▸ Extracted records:
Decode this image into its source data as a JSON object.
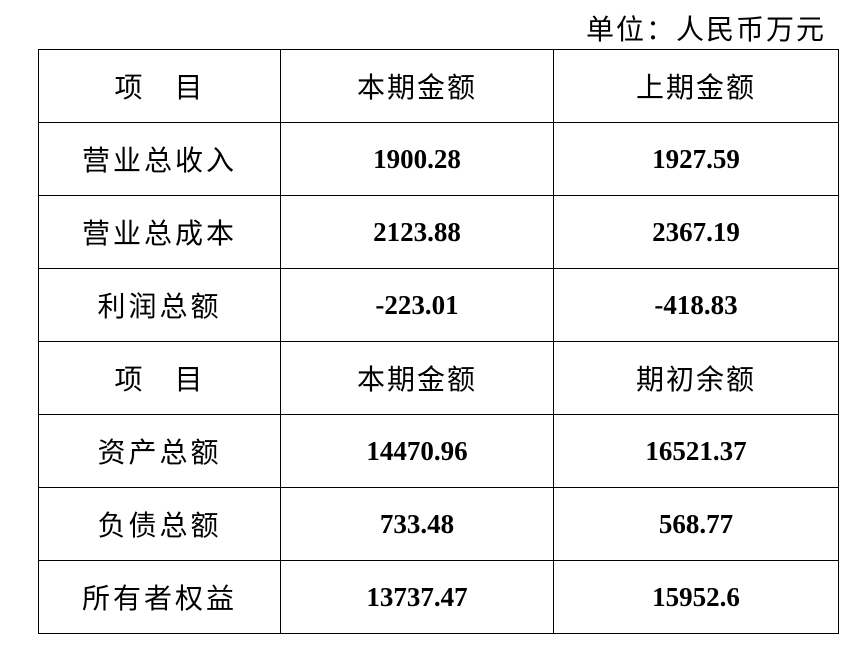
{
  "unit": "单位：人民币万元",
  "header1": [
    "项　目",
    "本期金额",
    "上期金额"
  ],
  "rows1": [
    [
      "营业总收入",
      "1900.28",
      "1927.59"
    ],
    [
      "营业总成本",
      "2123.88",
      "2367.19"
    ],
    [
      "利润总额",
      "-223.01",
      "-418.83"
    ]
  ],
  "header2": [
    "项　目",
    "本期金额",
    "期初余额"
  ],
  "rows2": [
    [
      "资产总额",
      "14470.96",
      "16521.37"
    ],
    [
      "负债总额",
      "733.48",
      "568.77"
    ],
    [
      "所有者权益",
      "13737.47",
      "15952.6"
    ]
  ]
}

▸ Aim:
Quote the data exactly, leaving every image out of the copy.

▸ Full solution:
Decode this image into its source data as a JSON object.
{
  "unit": "单位：人民币万元",
  "header1": [
    "项　目",
    "本期金额",
    "上期金额"
  ],
  "rows1": [
    [
      "营业总收入",
      "1900.28",
      "1927.59"
    ],
    [
      "营业总成本",
      "2123.88",
      "2367.19"
    ],
    [
      "利润总额",
      "-223.01",
      "-418.83"
    ]
  ],
  "header2": [
    "项　目",
    "本期金额",
    "期初余额"
  ],
  "rows2": [
    [
      "资产总额",
      "14470.96",
      "16521.37"
    ],
    [
      "负债总额",
      "733.48",
      "568.77"
    ],
    [
      "所有者权益",
      "13737.47",
      "15952.6"
    ]
  ]
}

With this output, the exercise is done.